Data entries:
......
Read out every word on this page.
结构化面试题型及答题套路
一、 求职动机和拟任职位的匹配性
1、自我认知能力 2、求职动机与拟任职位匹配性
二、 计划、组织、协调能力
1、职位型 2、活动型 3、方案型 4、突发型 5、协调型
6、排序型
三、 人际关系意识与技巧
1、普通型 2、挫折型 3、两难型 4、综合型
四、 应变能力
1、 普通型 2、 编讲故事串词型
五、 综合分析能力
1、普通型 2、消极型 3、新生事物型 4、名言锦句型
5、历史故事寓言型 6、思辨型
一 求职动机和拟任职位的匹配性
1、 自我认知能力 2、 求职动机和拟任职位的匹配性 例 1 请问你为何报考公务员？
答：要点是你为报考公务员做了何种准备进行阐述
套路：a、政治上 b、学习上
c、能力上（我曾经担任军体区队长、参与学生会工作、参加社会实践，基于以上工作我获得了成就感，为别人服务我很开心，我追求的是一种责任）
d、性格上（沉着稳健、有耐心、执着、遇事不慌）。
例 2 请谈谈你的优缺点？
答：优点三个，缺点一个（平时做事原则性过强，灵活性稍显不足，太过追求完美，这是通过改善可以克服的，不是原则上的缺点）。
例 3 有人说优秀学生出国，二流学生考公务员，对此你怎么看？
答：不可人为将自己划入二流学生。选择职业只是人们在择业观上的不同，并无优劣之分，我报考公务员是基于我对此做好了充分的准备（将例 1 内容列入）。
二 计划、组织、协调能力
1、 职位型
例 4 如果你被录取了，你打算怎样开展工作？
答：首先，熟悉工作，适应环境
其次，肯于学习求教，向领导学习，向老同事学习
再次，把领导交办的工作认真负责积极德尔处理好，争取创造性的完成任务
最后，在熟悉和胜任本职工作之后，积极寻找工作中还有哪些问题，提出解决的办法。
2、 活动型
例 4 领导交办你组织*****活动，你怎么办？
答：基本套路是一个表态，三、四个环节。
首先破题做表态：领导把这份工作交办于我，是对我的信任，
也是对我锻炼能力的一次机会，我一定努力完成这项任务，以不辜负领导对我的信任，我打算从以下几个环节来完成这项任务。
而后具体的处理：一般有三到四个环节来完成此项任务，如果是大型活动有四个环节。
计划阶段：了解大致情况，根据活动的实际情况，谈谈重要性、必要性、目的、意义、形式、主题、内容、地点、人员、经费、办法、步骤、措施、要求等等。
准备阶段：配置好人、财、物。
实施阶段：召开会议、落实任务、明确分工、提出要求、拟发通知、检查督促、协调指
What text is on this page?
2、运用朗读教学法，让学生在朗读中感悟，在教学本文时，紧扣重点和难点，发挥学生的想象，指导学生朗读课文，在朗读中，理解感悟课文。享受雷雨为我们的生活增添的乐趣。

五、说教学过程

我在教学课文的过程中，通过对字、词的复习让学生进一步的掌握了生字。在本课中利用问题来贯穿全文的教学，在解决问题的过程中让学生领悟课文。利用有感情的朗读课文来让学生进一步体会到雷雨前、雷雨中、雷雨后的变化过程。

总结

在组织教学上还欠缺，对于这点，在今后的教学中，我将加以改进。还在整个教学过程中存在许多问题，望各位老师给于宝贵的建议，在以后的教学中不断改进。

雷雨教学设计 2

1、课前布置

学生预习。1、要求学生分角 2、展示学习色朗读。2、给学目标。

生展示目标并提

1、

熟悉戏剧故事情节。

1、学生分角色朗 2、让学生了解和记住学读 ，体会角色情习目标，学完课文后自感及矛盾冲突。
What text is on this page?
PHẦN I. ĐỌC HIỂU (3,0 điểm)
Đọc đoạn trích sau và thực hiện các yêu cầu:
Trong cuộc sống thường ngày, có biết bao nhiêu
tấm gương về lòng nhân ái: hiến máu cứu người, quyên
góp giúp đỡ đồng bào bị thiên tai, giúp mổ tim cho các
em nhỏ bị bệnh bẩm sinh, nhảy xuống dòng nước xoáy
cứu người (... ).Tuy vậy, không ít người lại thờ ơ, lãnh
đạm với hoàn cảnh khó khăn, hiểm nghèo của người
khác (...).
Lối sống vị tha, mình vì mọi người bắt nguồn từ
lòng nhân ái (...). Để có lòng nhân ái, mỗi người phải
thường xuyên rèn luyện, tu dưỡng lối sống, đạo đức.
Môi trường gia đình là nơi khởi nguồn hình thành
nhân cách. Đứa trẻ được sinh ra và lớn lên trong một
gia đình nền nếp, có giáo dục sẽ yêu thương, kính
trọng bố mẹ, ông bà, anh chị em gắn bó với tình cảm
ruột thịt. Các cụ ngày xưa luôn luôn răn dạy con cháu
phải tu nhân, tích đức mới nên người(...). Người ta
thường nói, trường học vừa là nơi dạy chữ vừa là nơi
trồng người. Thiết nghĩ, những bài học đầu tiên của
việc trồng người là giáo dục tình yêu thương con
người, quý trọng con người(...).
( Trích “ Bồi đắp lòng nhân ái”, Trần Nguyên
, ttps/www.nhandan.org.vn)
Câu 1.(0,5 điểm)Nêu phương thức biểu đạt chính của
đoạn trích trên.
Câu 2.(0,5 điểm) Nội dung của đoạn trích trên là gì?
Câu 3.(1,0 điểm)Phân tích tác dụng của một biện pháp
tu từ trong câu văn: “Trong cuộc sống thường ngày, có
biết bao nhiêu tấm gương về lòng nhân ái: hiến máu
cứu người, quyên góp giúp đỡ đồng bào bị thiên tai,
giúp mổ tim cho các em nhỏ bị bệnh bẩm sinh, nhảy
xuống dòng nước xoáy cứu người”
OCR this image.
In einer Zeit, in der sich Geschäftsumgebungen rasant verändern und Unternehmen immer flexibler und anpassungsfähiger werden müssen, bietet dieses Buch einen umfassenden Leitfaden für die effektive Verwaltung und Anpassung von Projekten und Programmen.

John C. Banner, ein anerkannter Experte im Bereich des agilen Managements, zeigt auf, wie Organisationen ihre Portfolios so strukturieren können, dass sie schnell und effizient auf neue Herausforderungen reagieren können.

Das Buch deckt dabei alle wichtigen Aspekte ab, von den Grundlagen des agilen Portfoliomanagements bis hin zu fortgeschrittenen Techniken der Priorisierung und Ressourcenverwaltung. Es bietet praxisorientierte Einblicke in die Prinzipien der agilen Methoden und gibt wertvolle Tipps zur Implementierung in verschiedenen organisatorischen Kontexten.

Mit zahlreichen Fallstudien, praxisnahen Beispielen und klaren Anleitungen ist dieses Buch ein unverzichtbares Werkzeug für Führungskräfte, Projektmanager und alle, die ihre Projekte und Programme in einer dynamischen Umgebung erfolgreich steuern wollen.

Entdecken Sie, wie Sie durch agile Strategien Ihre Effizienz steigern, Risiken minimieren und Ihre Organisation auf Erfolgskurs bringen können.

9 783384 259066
......
Within the listing above, copy each line that has the string "nhân".

* _RESPONSE TO THIS EXERCISE_:
tấm gương về lòng nhân ái: hiến máu cứu người, quyên
lòng nhân ái (...). Để có lòng nhân ái, mỗi người phải
nhân cách. Đứa trẻ được sinh ra và lớn lên trong một
phải tu nhân, tích đức mới nên người(...). Người ta
( Trích “ Bồi đắp lòng nhân ái”, Trần Nguyên
biết bao nhiêu tấm gương về lòng nhân ái: hiến máu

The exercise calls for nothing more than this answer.